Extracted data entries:
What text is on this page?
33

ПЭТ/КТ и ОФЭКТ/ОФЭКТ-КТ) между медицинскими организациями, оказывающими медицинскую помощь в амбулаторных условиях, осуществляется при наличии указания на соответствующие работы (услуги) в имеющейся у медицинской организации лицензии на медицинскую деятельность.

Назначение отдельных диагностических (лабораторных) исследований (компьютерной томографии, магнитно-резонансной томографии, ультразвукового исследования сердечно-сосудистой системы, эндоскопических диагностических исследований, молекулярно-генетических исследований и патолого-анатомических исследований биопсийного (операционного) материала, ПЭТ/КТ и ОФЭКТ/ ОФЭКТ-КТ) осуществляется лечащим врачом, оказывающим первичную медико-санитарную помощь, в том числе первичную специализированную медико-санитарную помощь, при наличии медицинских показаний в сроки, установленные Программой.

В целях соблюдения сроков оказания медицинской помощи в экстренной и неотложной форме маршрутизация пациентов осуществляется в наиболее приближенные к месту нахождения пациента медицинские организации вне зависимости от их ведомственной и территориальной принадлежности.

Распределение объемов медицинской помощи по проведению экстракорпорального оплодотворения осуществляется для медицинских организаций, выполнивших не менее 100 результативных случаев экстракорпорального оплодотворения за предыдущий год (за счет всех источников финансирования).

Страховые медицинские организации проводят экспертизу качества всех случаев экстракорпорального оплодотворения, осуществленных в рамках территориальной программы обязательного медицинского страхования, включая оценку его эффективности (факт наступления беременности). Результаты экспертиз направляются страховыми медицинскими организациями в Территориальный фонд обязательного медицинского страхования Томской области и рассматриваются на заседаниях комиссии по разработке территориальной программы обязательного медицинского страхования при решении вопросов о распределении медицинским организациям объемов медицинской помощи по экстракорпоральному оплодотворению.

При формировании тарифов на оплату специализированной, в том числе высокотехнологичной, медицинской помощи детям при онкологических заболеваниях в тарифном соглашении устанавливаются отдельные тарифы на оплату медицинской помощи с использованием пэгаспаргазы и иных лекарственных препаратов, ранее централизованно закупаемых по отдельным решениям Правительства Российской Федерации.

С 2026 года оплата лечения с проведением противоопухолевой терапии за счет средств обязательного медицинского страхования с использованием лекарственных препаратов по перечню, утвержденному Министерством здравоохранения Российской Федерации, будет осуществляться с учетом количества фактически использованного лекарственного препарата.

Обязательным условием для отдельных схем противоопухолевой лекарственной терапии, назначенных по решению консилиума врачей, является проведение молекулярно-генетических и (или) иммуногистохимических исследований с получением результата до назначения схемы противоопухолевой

- **Task details**
Copy every line of the listing where the word "противоопухолевой" appears.

- **Written reply**
С 2026 года оплата лечения с проведением противоопухолевой терапии за счет средств обязательного медицинского страхования с использованием лекарственных препаратов по перечню, утвержденному Министерством здравоохранения Российской Федерации, будет осуществляться с учетом количества фактически использованного лекарственного препарата.
Обязательным условием для отдельных схем противоопухолевой лекарственной терапии, назначенных по решению консилиума врачей, является проведение молекулярно-генетических и (или) иммуногистохимических исследований с получением результата до назначения схемы противоопухолевой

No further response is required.